§ Task: Print the records verbatim, starting at their first line and ending at the line that contains "bearbeitet-value: TF /".

------

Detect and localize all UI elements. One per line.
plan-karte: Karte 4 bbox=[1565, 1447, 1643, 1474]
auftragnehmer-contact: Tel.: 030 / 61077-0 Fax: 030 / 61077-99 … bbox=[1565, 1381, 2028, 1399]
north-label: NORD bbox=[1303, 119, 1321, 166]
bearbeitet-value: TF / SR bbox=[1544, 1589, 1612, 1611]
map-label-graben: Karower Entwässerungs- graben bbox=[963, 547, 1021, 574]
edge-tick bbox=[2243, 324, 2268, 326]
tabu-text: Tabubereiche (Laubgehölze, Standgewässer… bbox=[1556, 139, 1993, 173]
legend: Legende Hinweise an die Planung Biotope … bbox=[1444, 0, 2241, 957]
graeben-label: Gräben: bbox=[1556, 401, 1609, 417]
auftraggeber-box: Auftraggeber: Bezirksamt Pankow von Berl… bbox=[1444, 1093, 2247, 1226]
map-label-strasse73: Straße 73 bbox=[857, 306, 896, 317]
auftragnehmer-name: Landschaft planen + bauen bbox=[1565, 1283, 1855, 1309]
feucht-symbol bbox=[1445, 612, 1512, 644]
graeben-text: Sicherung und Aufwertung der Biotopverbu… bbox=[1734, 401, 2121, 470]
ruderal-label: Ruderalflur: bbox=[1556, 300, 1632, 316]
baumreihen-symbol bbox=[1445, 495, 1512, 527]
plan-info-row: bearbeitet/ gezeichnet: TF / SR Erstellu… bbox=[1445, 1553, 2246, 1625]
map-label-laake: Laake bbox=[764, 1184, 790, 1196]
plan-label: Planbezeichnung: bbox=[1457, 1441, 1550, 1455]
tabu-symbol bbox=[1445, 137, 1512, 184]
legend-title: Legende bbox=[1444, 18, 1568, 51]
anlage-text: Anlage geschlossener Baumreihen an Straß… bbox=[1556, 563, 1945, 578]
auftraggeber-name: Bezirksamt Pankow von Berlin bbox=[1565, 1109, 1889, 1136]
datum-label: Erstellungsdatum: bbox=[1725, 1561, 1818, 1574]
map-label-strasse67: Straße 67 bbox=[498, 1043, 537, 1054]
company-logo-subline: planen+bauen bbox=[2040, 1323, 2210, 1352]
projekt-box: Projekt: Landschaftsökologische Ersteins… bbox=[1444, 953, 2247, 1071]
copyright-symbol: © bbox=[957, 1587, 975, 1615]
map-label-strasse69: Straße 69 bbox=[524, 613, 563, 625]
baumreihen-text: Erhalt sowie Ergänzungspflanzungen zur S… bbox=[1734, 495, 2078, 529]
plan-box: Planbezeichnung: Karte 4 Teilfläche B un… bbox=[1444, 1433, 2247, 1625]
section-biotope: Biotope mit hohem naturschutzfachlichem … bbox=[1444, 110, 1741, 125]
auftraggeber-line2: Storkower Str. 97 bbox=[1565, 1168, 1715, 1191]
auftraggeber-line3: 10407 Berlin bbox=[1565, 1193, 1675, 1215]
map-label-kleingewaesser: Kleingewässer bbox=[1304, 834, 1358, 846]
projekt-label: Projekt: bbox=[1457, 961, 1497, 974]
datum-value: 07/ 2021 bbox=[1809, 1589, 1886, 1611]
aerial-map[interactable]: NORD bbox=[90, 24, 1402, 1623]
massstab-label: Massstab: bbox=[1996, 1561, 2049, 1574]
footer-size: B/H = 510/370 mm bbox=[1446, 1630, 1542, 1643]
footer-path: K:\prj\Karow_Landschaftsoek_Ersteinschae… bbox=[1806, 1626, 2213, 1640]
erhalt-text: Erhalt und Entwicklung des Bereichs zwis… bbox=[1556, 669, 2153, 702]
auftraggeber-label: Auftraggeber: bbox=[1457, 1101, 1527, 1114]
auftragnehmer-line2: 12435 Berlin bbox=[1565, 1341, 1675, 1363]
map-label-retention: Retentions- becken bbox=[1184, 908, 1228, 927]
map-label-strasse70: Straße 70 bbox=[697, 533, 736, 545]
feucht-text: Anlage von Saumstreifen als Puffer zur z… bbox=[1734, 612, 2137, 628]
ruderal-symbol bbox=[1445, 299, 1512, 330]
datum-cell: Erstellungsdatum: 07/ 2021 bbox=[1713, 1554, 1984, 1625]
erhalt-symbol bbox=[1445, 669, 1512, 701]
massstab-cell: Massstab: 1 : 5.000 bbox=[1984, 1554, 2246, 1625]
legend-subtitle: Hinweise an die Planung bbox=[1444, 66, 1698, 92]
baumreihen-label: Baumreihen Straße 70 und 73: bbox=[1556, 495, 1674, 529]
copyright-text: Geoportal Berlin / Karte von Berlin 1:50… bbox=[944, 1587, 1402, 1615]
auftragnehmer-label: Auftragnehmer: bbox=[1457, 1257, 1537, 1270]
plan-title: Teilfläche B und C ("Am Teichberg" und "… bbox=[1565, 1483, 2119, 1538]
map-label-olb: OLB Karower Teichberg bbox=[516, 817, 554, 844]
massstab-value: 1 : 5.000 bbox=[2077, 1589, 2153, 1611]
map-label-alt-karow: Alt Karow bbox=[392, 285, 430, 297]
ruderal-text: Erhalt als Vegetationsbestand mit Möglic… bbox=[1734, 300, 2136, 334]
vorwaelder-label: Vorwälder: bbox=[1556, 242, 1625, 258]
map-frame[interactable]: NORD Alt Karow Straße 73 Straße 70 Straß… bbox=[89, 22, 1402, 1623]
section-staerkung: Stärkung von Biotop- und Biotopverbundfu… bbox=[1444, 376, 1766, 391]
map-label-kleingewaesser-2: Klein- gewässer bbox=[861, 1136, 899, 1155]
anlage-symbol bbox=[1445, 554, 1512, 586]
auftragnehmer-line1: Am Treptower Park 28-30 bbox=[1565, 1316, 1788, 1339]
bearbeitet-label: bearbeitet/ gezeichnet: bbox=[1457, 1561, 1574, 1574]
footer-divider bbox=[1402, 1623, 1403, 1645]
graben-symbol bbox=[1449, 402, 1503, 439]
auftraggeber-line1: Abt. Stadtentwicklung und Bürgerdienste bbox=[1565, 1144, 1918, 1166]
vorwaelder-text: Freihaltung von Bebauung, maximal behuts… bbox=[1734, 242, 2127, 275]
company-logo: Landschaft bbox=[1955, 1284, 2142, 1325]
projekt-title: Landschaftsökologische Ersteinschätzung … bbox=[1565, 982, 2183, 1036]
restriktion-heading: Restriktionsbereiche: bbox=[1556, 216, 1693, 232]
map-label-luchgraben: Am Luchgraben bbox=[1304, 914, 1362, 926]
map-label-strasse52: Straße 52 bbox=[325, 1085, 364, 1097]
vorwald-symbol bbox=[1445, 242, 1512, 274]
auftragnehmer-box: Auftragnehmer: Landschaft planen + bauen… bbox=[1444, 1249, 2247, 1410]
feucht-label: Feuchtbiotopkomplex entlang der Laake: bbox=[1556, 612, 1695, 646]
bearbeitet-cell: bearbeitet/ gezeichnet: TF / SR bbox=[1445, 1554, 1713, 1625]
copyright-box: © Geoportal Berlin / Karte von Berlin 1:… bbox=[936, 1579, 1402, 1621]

------

§ Answer to this problem:
Detect and localize all UI elements. One per line.
plan-karte: Karte 4 bbox=[1565, 1447, 1643, 1474]
auftragnehmer-contact: Tel.: 030 / 61077-0 Fax: 030 / 61077-99 … bbox=[1565, 1381, 2028, 1399]
north-label: NORD bbox=[1303, 119, 1321, 166]
bearbeitet-value: TF / SR bbox=[1544, 1589, 1612, 1611]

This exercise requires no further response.